DATA EXTRACT →
** START **
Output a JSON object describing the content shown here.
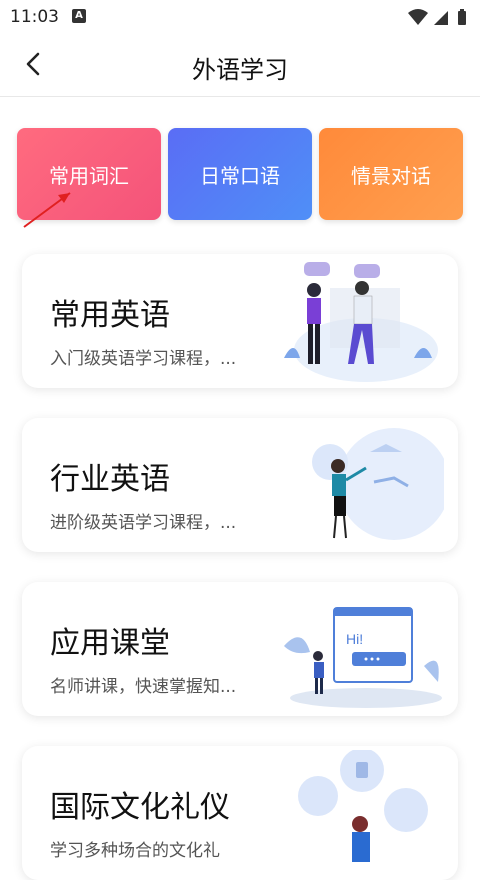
{
  "status": {
    "time": "11:03",
    "a_icon": "A"
  },
  "header": {
    "title": "外语学习"
  },
  "tiles": [
    {
      "label": "常用词汇",
      "color": "#f4537a"
    },
    {
      "label": "日常口语",
      "color": "#4f8ff7"
    },
    {
      "label": "情景对话",
      "color": "#ff9f4f"
    }
  ],
  "cards": [
    {
      "title": "常用英语",
      "desc": "入门级英语学习课程，..."
    },
    {
      "title": "行业英语",
      "desc": "进阶级英语学习课程，..."
    },
    {
      "title": "应用课堂",
      "desc": "名师讲课，快速掌握知..."
    },
    {
      "title": "国际文化礼仪",
      "desc": "学习多种场合的文化礼"
    }
  ],
  "icons": [
    "back-icon",
    "wifi-icon",
    "signal-icon",
    "battery-icon",
    "a-notification-icon"
  ],
  "illustrations": {
    "hi_text": "Hi!"
  }
}
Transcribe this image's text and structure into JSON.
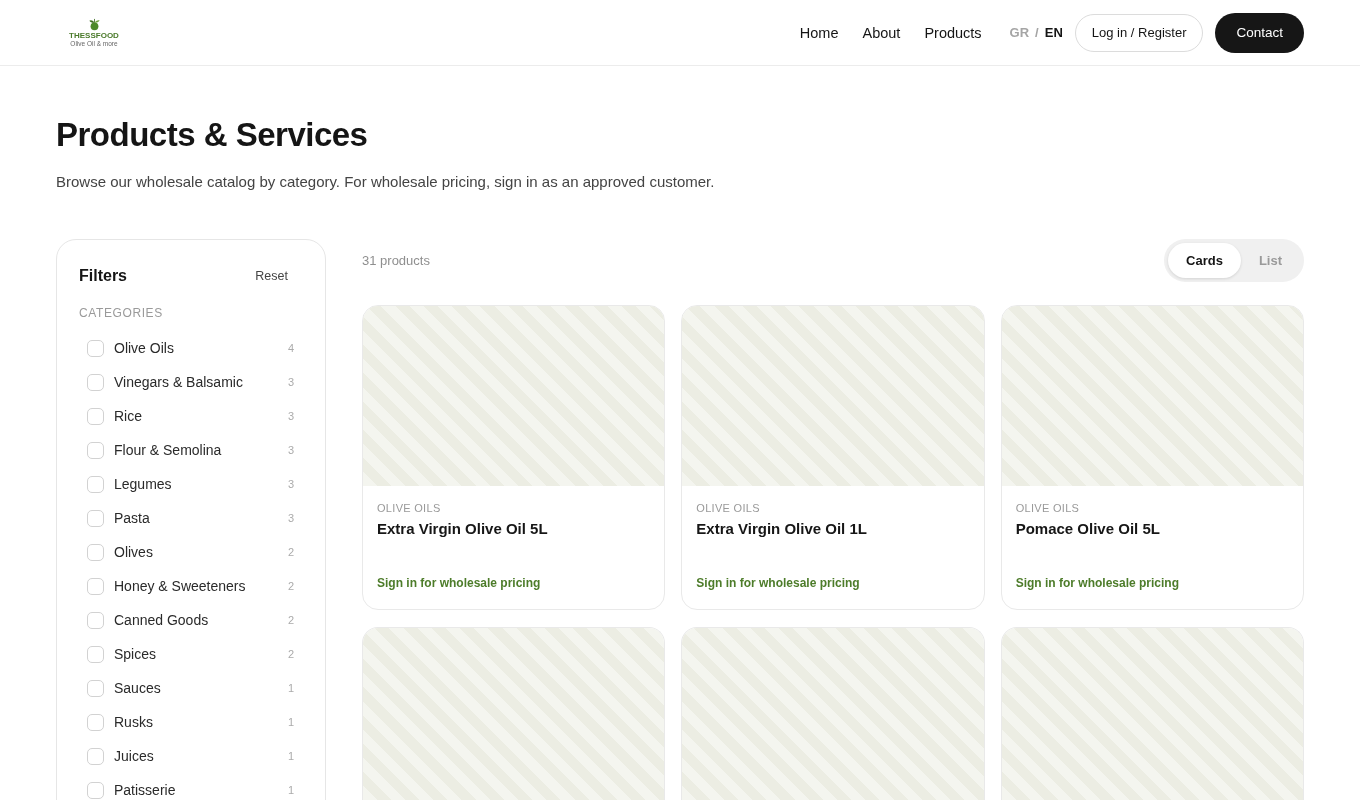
{
  "header": {
    "logo": {
      "wordmark": "THESSFOOD",
      "tagline": "Olive Oil & more"
    },
    "nav": [
      "Home",
      "About",
      "Products"
    ],
    "languages": [
      {
        "label": "GR",
        "selected": false
      },
      {
        "label": "EN",
        "selected": true
      }
    ],
    "language_separator": "/",
    "login_button": "Log in / Register",
    "contact_button": "Contact"
  },
  "intro": {
    "title": "Products & Services",
    "text": "Browse our wholesale catalog by category. For wholesale pricing, sign in as an approved customer."
  },
  "filters": {
    "title": "Filters",
    "reset": "Reset",
    "section": "CATEGORIES",
    "categories": [
      {
        "label": "Olive Oils",
        "count": "4",
        "checked": false
      },
      {
        "label": "Vinegars & Balsamic",
        "count": "3",
        "checked": false
      },
      {
        "label": "Rice",
        "count": "3",
        "checked": false
      },
      {
        "label": "Flour & Semolina",
        "count": "3",
        "checked": false
      },
      {
        "label": "Legumes",
        "count": "3",
        "checked": false
      },
      {
        "label": "Pasta",
        "count": "3",
        "checked": false
      },
      {
        "label": "Olives",
        "count": "2",
        "checked": false
      },
      {
        "label": "Honey & Sweeteners",
        "count": "2",
        "checked": false
      },
      {
        "label": "Canned Goods",
        "count": "2",
        "checked": false
      },
      {
        "label": "Spices",
        "count": "2",
        "checked": false
      },
      {
        "label": "Sauces",
        "count": "1",
        "checked": false
      },
      {
        "label": "Rusks",
        "count": "1",
        "checked": false
      },
      {
        "label": "Juices",
        "count": "1",
        "checked": false
      },
      {
        "label": "Patisserie",
        "count": "1",
        "checked": false
      }
    ]
  },
  "results": {
    "count": "31 products",
    "views": [
      {
        "label": "Cards",
        "selected": true
      },
      {
        "label": "List",
        "selected": false
      }
    ],
    "products": [
      {
        "kind": "card",
        "category": "OLIVE OILS",
        "name": "Extra Virgin Olive Oil 5L",
        "pricing": "Sign in for wholesale pricing"
      },
      {
        "kind": "card",
        "category": "OLIVE OILS",
        "name": "Extra Virgin Olive Oil 1L",
        "pricing": "Sign in for wholesale pricing"
      },
      {
        "kind": "card",
        "category": "OLIVE OILS",
        "name": "Pomace Olive Oil 5L",
        "pricing": "Sign in for wholesale pricing"
      },
      {
        "kind": "image_only"
      },
      {
        "kind": "image_only"
      },
      {
        "kind": "image_only"
      }
    ]
  }
}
** END **
Set down the records in full and exactly. Do not carry over any image.

Output a JSON object describing the content shown here.
{
  "status": {
    "time": "11:03",
    "a_icon": "A"
  },
  "header": {
    "title": "外语学习"
  },
  "tiles": [
    {
      "label": "常用词汇",
      "color": "#f4537a"
    },
    {
      "label": "日常口语",
      "color": "#4f8ff7"
    },
    {
      "label": "情景对话",
      "color": "#ff9f4f"
    }
  ],
  "cards": [
    {
      "title": "常用英语",
      "desc": "入门级英语学习课程，..."
    },
    {
      "title": "行业英语",
      "desc": "进阶级英语学习课程，..."
    },
    {
      "title": "应用课堂",
      "desc": "名师讲课，快速掌握知..."
    },
    {
      "title": "国际文化礼仪",
      "desc": "学习多种场合的文化礼"
    }
  ],
  "icons": [
    "back-icon",
    "wifi-icon",
    "signal-icon",
    "battery-icon",
    "a-notification-icon"
  ],
  "illustrations": {
    "hi_text": "Hi!"
  }
}
Transcribe this image's text and structure into JSON.
{
  "header": {
    "logo": {
      "wordmark": "THESSFOOD",
      "tagline": "Olive Oil & more"
    },
    "nav": [
      "Home",
      "About",
      "Products"
    ],
    "languages": [
      {
        "label": "GR",
        "selected": false
      },
      {
        "label": "EN",
        "selected": true
      }
    ],
    "language_separator": "/",
    "login_button": "Log in / Register",
    "contact_button": "Contact"
  },
  "intro": {
    "title": "Products & Services",
    "text": "Browse our wholesale catalog by category. For wholesale pricing, sign in as an approved customer."
  },
  "filters": {
    "title": "Filters",
    "reset": "Reset",
    "section": "CATEGORIES",
    "categories": [
      {
        "label": "Olive Oils",
        "count": "4",
        "checked": false
      },
      {
        "label": "Vinegars & Balsamic",
        "count": "3",
        "checked": false
      },
      {
        "label": "Rice",
        "count": "3",
        "checked": false
      },
      {
        "label": "Flour & Semolina",
        "count": "3",
        "checked": false
      },
      {
        "label": "Legumes",
        "count": "3",
        "checked": false
      },
      {
        "label": "Pasta",
        "count": "3",
        "checked": false
      },
      {
        "label": "Olives",
        "count": "2",
        "checked": false
      },
      {
        "label": "Honey & Sweeteners",
        "count": "2",
        "checked": false
      },
      {
        "label": "Canned Goods",
        "count": "2",
        "checked": false
      },
      {
        "label": "Spices",
        "count": "2",
        "checked": false
      },
      {
        "label": "Sauces",
        "count": "1",
        "checked": false
      },
      {
        "label": "Rusks",
        "count": "1",
        "checked": false
      },
      {
        "label": "Juices",
        "count": "1",
        "checked": false
      },
      {
        "label": "Patisserie",
        "count": "1",
        "checked": false
      }
    ]
  },
  "results": {
    "count": "31 products",
    "views": [
      {
        "label": "Cards",
        "selected": true
      },
      {
        "label": "List",
        "selected": false
      }
    ],
    "products": [
      {
        "kind": "card",
        "category": "OLIVE OILS",
        "name": "Extra Virgin Olive Oil 5L",
        "pricing": "Sign in for wholesale pricing"
      },
      {
        "kind": "card",
        "category": "OLIVE OILS",
        "name": "Extra Virgin Olive Oil 1L",
        "pricing": "Sign in for wholesale pricing"
      },
      {
        "kind": "card",
        "category": "OLIVE OILS",
        "name": "Pomace Olive Oil 5L",
        "pricing": "Sign in for wholesale pricing"
      },
      {
        "kind": "image_only"
      },
      {
        "kind": "image_only"
      },
      {
        "kind": "image_only"
      }
    ]
  }
}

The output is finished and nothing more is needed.